## Work item
Nothing should differ. Repeat every record as written.

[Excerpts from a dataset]
━━━━━━━━━━━━━━━━

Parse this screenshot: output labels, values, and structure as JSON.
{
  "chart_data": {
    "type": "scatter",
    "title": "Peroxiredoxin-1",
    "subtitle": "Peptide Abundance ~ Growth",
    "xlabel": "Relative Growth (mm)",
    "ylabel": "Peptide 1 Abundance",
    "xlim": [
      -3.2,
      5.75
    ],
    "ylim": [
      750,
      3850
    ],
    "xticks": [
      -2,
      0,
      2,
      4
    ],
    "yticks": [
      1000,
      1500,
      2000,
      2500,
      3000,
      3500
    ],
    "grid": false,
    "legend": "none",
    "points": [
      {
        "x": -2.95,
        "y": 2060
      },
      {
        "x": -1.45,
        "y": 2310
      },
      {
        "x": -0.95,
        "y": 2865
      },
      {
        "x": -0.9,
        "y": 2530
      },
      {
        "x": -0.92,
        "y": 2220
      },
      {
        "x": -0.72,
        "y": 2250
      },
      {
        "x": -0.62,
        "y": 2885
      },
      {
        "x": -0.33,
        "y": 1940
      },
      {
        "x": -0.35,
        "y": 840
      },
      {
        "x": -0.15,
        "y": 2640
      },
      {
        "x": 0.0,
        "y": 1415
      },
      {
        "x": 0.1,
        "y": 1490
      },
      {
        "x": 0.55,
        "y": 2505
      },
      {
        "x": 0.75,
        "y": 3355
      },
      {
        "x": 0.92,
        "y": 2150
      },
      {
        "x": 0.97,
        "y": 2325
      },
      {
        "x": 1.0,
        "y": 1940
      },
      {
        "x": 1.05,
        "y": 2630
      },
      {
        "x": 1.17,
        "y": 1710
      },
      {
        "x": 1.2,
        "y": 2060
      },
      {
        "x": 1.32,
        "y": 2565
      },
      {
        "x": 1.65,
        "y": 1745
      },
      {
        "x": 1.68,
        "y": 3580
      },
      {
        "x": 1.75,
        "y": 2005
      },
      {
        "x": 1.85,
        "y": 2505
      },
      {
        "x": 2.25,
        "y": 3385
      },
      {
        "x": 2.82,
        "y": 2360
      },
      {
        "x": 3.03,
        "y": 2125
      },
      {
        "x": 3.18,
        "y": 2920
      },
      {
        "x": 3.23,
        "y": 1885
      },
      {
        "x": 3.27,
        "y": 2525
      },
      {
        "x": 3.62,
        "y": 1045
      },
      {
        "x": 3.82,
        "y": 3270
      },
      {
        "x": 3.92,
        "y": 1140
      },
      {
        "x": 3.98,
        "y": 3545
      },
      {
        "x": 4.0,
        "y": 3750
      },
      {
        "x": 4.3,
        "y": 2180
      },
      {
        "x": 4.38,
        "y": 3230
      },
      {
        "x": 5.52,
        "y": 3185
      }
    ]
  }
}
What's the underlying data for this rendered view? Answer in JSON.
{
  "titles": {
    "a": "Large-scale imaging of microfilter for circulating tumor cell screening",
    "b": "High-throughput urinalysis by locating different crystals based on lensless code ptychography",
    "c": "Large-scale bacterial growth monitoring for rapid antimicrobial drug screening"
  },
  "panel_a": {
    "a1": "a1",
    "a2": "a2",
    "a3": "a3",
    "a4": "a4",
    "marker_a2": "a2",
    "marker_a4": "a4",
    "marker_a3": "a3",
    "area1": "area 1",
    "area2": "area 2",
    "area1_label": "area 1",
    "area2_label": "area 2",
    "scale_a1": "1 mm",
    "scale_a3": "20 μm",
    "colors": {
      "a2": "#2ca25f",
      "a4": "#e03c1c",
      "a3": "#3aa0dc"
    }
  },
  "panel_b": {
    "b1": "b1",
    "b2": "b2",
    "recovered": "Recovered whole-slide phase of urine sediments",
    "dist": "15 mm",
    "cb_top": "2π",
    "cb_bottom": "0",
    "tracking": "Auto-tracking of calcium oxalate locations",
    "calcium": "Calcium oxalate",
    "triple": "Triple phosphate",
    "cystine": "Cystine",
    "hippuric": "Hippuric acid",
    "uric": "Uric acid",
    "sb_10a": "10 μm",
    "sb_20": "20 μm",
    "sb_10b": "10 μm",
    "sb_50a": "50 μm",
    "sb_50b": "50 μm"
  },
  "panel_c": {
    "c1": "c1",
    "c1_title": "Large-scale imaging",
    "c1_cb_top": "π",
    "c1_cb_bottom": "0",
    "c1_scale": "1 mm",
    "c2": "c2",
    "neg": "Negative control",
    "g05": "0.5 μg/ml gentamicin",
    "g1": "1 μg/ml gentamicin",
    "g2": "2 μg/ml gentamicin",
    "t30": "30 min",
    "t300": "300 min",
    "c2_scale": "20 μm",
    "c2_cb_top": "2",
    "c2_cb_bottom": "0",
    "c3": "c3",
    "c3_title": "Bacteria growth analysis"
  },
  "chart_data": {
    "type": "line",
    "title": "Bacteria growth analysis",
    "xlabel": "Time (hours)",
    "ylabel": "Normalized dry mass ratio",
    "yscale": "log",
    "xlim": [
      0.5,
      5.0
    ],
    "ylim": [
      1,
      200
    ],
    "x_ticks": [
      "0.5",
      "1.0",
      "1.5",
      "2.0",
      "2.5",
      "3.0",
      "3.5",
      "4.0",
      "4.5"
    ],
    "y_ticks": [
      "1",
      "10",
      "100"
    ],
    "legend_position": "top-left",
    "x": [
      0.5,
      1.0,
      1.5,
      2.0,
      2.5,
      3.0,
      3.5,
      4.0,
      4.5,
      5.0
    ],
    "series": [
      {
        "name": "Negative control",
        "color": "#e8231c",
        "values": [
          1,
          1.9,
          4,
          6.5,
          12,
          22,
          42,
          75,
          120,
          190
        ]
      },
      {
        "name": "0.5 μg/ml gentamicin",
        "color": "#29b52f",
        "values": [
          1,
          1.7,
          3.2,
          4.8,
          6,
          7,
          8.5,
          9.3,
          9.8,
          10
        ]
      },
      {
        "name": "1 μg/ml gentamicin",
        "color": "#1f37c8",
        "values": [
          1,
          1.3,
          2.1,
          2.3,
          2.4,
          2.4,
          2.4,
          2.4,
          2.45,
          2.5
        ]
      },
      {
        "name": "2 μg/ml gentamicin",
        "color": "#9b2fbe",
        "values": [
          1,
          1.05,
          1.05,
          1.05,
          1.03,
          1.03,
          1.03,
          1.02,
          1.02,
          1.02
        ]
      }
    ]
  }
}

━━━━━━━━━━━━━━━━

## Output for this exercise
Parse this screenshot: output labels, values, and structure as JSON.
{
  "chart_data": {
    "type": "scatter",
    "title": "Peroxiredoxin-1",
    "subtitle": "Peptide Abundance ~ Growth",
    "xlabel": "Relative Growth (mm)",
    "ylabel": "Peptide 1 Abundance",
    "xlim": [
      -3.2,
      5.75
    ],
    "ylim": [
      750,
      3850
    ],
    "xticks": [
      -2,
      0,
      2,
      4
    ],
    "yticks": [
      1000,
      1500,
      2000,
      2500,
      3000,
      3500
    ],
    "grid": false,
    "legend": "none",
    "points": [
      {
        "x": -2.95,
        "y": 2060
      },
      {
        "x": -1.45,
        "y": 2310
      },
      {
        "x": -0.95,
        "y": 2865
      },
      {
        "x": -0.9,
        "y": 2530
      },
      {
        "x": -0.92,
        "y": 2220
      },
      {
        "x": -0.72,
        "y": 2250
      },
      {
        "x": -0.62,
        "y": 2885
      },
      {
        "x": -0.33,
        "y": 1940
      },
      {
        "x": -0.35,
        "y": 840
      },
      {
        "x": -0.15,
        "y": 2640
      },
      {
        "x": 0.0,
        "y": 1415
      },
      {
        "x": 0.1,
        "y": 1490
      },
      {
        "x": 0.55,
        "y": 2505
      },
      {
        "x": 0.75,
        "y": 3355
      },
      {
        "x": 0.92,
        "y": 2150
      },
      {
        "x": 0.97,
        "y": 2325
      },
      {
        "x": 1.0,
        "y": 1940
      },
      {
        "x": 1.05,
        "y": 2630
      },
      {
        "x": 1.17,
        "y": 1710
      },
      {
        "x": 1.2,
        "y": 2060
      },
      {
        "x": 1.32,
        "y": 2565
      },
      {
        "x": 1.65,
        "y": 1745
      },
      {
        "x": 1.68,
        "y": 3580
      },
      {
        "x": 1.75,
        "y": 2005
      },
      {
        "x": 1.85,
        "y": 2505
      },
      {
        "x": 2.25,
        "y": 3385
      },
      {
        "x": 2.82,
        "y": 2360
      },
      {
        "x": 3.03,
        "y": 2125
      },
      {
        "x": 3.18,
        "y": 2920
      },
      {
        "x": 3.23,
        "y": 1885
      },
      {
        "x": 3.27,
        "y": 2525
      },
      {
        "x": 3.62,
        "y": 1045
      },
      {
        "x": 3.82,
        "y": 3270
      },
      {
        "x": 3.92,
        "y": 1140
      },
      {
        "x": 3.98,
        "y": 3545
      },
      {
        "x": 4.0,
        "y": 3750
      },
      {
        "x": 4.3,
        "y": 2180
      },
      {
        "x": 4.38,
        "y": 3230
      },
      {
        "x": 5.52,
        "y": 3185
      }
    ]
  }
}
What's the underlying data for this rendered view? Answer in JSON.
{
  "titles": {
    "a": "Large-scale imaging of microfilter for circulating tumor cell screening",
    "b": "High-throughput urinalysis by locating different crystals based on lensless code ptychography",
    "c": "Large-scale bacterial growth monitoring for rapid antimicrobial drug screening"
  },
  "panel_a": {
    "a1": "a1",
    "a2": "a2",
    "a3": "a3",
    "a4": "a4",
    "marker_a2": "a2",
    "marker_a4": "a4",
    "marker_a3": "a3",
    "area1": "area 1",
    "area2": "area 2",
    "area1_label": "area 1",
    "area2_label": "area 2",
    "scale_a1": "1 mm",
    "scale_a3": "20 μm",
    "colors": {
      "a2": "#2ca25f",
      "a4": "#e03c1c",
      "a3": "#3aa0dc"
    }
  },
  "panel_b": {
    "b1": "b1",
    "b2": "b2",
    "recovered": "Recovered whole-slide phase of urine sediments",
    "dist": "15 mm",
    "cb_top": "2π",
    "cb_bottom": "0",
    "tracking": "Auto-tracking of calcium oxalate locations",
    "calcium": "Calcium oxalate",
    "triple": "Triple phosphate",
    "cystine": "Cystine",
    "hippuric": "Hippuric acid",
    "uric": "Uric acid",
    "sb_10a": "10 μm",
    "sb_20": "20 μm",
    "sb_10b": "10 μm",
    "sb_50a": "50 μm",
    "sb_50b": "50 μm"
  },
  "panel_c": {
    "c1": "c1",
    "c1_title": "Large-scale imaging",
    "c1_cb_top": "π",
    "c1_cb_bottom": "0",
    "c1_scale": "1 mm",
    "c2": "c2",
    "neg": "Negative control",
    "g05": "0.5 μg/ml gentamicin",
    "g1": "1 μg/ml gentamicin",
    "g2": "2 μg/ml gentamicin",
    "t30": "30 min",
    "t300": "300 min",
    "c2_scale": "20 μm",
    "c2_cb_top": "2",
    "c2_cb_bottom": "0",
    "c3": "c3",
    "c3_title": "Bacteria growth analysis"
  },
  "chart_data": {
    "type": "line",
    "title": "Bacteria growth analysis",
    "xlabel": "Time (hours)",
    "ylabel": "Normalized dry mass ratio",
    "yscale": "log",
    "xlim": [
      0.5,
      5.0
    ],
    "ylim": [
      1,
      200
    ],
    "x_ticks": [
      "0.5",
      "1.0",
      "1.5",
      "2.0",
      "2.5",
      "3.0",
      "3.5",
      "4.0",
      "4.5"
    ],
    "y_ticks": [
      "1",
      "10",
      "100"
    ],
    "legend_position": "top-left",
    "x": [
      0.5,
      1.0,
      1.5,
      2.0,
      2.5,
      3.0,
      3.5,
      4.0,
      4.5,
      5.0
    ],
    "series": [
      {
        "name": "Negative control",
        "color": "#e8231c",
        "values": [
          1,
          1.9,
          4,
          6.5,
          12,
          22,
          42,
          75,
          120,
          190
        ]
      },
      {
        "name": "0.5 μg/ml gentamicin",
        "color": "#29b52f",
        "values": [
          1,
          1.7,
          3.2,
          4.8,
          6,
          7,
          8.5,
          9.3,
          9.8,
          10
        ]
      },
      {
        "name": "1 μg/ml gentamicin",
        "color": "#1f37c8",
        "values": [
          1,
          1.3,
          2.1,
          2.3,
          2.4,
          2.4,
          2.4,
          2.4,
          2.45,
          2.5
        ]
      },
      {
        "name": "2 μg/ml gentamicin",
        "color": "#9b2fbe",
        "values": [
          1,
          1.05,
          1.05,
          1.05,
          1.03,
          1.03,
          1.03,
          1.02,
          1.02,
          1.02
        ]
      }
    ]
  }
}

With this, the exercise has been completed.